What needs to be done: Show all lines of the entries in which the word "JSON" is found.

┌────────

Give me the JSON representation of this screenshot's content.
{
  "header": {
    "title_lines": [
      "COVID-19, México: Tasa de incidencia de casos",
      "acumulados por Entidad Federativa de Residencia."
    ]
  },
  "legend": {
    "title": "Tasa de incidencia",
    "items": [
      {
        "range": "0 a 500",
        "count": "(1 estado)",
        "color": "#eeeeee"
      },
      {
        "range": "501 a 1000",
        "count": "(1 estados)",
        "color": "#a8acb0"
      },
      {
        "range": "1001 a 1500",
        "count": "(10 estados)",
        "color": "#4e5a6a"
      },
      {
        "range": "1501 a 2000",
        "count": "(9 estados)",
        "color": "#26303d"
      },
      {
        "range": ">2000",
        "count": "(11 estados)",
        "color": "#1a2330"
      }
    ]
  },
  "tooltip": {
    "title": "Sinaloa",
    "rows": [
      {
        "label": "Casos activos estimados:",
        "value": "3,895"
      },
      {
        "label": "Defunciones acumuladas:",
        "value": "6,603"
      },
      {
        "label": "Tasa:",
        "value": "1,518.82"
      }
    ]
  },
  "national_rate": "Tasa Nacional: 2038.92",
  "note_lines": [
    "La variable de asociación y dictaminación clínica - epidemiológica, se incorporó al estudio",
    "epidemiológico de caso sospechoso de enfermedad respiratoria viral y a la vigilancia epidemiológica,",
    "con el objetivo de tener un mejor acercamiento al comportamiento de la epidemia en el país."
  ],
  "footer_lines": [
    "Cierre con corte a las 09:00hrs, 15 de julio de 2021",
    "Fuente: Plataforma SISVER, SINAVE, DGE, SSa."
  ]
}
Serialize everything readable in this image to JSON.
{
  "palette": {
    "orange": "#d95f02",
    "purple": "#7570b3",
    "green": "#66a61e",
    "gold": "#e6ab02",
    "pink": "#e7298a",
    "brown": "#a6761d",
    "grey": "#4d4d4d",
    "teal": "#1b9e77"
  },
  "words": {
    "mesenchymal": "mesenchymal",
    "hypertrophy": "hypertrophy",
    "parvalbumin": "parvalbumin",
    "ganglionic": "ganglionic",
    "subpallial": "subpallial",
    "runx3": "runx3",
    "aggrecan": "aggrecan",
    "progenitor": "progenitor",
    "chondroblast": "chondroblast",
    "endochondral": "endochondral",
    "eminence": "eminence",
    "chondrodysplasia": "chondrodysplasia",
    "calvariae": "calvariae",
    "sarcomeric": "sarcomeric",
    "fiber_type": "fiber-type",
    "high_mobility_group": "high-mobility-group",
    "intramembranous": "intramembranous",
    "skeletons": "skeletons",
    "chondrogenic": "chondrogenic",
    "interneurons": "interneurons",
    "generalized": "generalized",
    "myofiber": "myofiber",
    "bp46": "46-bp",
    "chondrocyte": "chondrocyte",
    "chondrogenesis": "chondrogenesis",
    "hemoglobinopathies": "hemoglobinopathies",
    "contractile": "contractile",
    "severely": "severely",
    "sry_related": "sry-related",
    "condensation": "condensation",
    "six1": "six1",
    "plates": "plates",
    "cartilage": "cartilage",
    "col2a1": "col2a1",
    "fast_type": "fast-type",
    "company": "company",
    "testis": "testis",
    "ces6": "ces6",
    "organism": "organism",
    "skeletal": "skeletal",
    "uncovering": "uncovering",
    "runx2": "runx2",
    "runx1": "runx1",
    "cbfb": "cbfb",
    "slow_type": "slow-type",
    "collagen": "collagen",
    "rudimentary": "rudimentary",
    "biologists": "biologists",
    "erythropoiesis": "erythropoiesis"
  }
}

└────────

Solution to this exercise:
Give me the JSON representation of this screenshot's content.
Serialize everything readable in this image to JSON.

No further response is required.